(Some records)
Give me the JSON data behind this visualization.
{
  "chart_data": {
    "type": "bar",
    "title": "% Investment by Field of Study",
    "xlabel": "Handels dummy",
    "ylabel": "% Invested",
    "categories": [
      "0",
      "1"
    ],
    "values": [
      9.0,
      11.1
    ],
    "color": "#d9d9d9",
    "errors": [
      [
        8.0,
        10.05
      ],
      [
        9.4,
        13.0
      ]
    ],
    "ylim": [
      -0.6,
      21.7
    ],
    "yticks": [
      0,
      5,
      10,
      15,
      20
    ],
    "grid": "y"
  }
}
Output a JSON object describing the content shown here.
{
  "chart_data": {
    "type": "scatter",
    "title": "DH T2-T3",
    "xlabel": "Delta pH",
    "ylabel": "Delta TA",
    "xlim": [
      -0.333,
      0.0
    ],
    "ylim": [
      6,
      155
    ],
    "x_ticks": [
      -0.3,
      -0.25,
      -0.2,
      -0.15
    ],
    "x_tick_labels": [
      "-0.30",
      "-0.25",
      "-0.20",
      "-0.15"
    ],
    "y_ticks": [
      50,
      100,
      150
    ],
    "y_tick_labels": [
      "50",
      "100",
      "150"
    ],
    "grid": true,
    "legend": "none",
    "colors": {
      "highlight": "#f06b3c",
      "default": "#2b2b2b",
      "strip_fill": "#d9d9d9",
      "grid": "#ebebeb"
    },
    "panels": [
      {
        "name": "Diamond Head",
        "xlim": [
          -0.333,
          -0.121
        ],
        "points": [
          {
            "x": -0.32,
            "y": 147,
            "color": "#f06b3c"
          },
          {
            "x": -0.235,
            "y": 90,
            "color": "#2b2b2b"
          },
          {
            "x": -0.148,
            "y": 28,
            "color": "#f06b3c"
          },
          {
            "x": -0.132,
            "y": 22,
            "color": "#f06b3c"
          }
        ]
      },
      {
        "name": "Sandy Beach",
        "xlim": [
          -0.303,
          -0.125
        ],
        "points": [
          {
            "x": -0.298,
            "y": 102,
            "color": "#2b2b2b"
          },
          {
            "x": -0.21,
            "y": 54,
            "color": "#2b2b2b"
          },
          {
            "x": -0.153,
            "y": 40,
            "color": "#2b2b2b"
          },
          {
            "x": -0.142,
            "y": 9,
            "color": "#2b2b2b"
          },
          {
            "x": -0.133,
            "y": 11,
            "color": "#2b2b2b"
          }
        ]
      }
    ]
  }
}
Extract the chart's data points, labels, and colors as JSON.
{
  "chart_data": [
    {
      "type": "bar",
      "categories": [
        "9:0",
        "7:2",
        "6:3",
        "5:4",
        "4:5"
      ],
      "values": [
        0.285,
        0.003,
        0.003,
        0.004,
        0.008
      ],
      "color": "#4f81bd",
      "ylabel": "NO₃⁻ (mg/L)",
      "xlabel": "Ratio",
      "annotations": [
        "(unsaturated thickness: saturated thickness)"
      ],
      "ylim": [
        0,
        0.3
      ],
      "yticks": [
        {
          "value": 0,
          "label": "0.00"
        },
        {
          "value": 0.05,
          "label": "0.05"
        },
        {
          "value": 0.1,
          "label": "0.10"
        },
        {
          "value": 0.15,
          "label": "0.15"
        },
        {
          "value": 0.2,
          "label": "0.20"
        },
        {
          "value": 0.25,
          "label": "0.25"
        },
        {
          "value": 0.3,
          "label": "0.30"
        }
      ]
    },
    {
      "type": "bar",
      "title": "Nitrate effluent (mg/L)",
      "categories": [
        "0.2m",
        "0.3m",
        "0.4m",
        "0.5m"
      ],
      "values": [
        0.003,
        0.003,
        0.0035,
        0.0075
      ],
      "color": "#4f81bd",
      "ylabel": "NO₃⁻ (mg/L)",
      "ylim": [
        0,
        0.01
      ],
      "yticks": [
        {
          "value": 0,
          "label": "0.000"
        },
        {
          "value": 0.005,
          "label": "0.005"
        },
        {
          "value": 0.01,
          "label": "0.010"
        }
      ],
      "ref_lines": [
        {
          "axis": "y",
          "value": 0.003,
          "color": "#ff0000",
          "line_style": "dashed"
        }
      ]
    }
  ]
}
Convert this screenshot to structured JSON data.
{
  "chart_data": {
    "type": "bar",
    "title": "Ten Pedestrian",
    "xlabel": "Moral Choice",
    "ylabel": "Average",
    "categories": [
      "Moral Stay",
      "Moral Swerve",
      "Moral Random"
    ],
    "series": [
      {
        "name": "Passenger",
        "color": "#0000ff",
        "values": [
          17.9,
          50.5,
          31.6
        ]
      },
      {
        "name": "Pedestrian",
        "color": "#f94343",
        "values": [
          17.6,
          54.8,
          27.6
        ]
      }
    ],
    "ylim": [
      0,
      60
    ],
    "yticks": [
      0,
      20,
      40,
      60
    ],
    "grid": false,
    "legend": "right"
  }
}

**Task details**
Transcribe each entry precisely, missing none.

**Exercise solution**
Give me the JSON data behind this visualization.
{
  "chart_data": {
    "type": "bar",
    "title": "% Investment by Field of Study",
    "xlabel": "Handels dummy",
    "ylabel": "% Invested",
    "categories": [
      "0",
      "1"
    ],
    "values": [
      9.0,
      11.1
    ],
    "color": "#d9d9d9",
    "errors": [
      [
        8.0,
        10.05
      ],
      [
        9.4,
        13.0
      ]
    ],
    "ylim": [
      -0.6,
      21.7
    ],
    "yticks": [
      0,
      5,
      10,
      15,
      20
    ],
    "grid": "y"
  }
}
Output a JSON object describing the content shown here.
{
  "chart_data": {
    "type": "scatter",
    "title": "DH T2-T3",
    "xlabel": "Delta pH",
    "ylabel": "Delta TA",
    "xlim": [
      -0.333,
      0.0
    ],
    "ylim": [
      6,
      155
    ],
    "x_ticks": [
      -0.3,
      -0.25,
      -0.2,
      -0.15
    ],
    "x_tick_labels": [
      "-0.30",
      "-0.25",
      "-0.20",
      "-0.15"
    ],
    "y_ticks": [
      50,
      100,
      150
    ],
    "y_tick_labels": [
      "50",
      "100",
      "150"
    ],
    "grid": true,
    "legend": "none",
    "colors": {
      "highlight": "#f06b3c",
      "default": "#2b2b2b",
      "strip_fill": "#d9d9d9",
      "grid": "#ebebeb"
    },
    "panels": [
      {
        "name": "Diamond Head",
        "xlim": [
          -0.333,
          -0.121
        ],
        "points": [
          {
            "x": -0.32,
            "y": 147,
            "color": "#f06b3c"
          },
          {
            "x": -0.235,
            "y": 90,
            "color": "#2b2b2b"
          },
          {
            "x": -0.148,
            "y": 28,
            "color": "#f06b3c"
          },
          {
            "x": -0.132,
            "y": 22,
            "color": "#f06b3c"
          }
        ]
      },
      {
        "name": "Sandy Beach",
        "xlim": [
          -0.303,
          -0.125
        ],
        "points": [
          {
            "x": -0.298,
            "y": 102,
            "color": "#2b2b2b"
          },
          {
            "x": -0.21,
            "y": 54,
            "color": "#2b2b2b"
          },
          {
            "x": -0.153,
            "y": 40,
            "color": "#2b2b2b"
          },
          {
            "x": -0.142,
            "y": 9,
            "color": "#2b2b2b"
          },
          {
            "x": -0.133,
            "y": 11,
            "color": "#2b2b2b"
          }
        ]
      }
    ]
  }
}
Extract the chart's data points, labels, and colors as JSON.
{
  "chart_data": [
    {
      "type": "bar",
      "categories": [
        "9:0",
        "7:2",
        "6:3",
        "5:4",
        "4:5"
      ],
      "values": [
        0.285,
        0.003,
        0.003,
        0.004,
        0.008
      ],
      "color": "#4f81bd",
      "ylabel": "NO₃⁻ (mg/L)",
      "xlabel": "Ratio",
      "annotations": [
        "(unsaturated thickness: saturated thickness)"
      ],
      "ylim": [
        0,
        0.3
      ],
      "yticks": [
        {
          "value": 0,
          "label": "0.00"
        },
        {
          "value": 0.05,
          "label": "0.05"
        },
        {
          "value": 0.1,
          "label": "0.10"
        },
        {
          "value": 0.15,
          "label": "0.15"
        },
        {
          "value": 0.2,
          "label": "0.20"
        },
        {
          "value": 0.25,
          "label": "0.25"
        },
        {
          "value": 0.3,
          "label": "0.30"
        }
      ]
    },
    {
      "type": "bar",
      "title": "Nitrate effluent (mg/L)",
      "categories": [
        "0.2m",
        "0.3m",
        "0.4m",
        "0.5m"
      ],
      "values": [
        0.003,
        0.003,
        0.0035,
        0.0075
      ],
      "color": "#4f81bd",
      "ylabel": "NO₃⁻ (mg/L)",
      "ylim": [
        0,
        0.01
      ],
      "yticks": [
        {
          "value": 0,
          "label": "0.000"
        },
        {
          "value": 0.005,
          "label": "0.005"
        },
        {
          "value": 0.01,
          "label": "0.010"
        }
      ],
      "ref_lines": [
        {
          "axis": "y",
          "value": 0.003,
          "color": "#ff0000",
          "line_style": "dashed"
        }
      ]
    }
  ]
}
Convert this screenshot to structured JSON data.
{
  "chart_data": {
    "type": "bar",
    "title": "Ten Pedestrian",
    "xlabel": "Moral Choice",
    "ylabel": "Average",
    "categories": [
      "Moral Stay",
      "Moral Swerve",
      "Moral Random"
    ],
    "series": [
      {
        "name": "Passenger",
        "color": "#0000ff",
        "values": [
          17.9,
          50.5,
          31.6
        ]
      },
      {
        "name": "Pedestrian",
        "color": "#f94343",
        "values": [
          17.6,
          54.8,
          27.6
        ]
      }
    ],
    "ylim": [
      0,
      60
    ],
    "yticks": [
      0,
      20,
      40,
      60
    ],
    "grid": false,
    "legend": "right"
  }
}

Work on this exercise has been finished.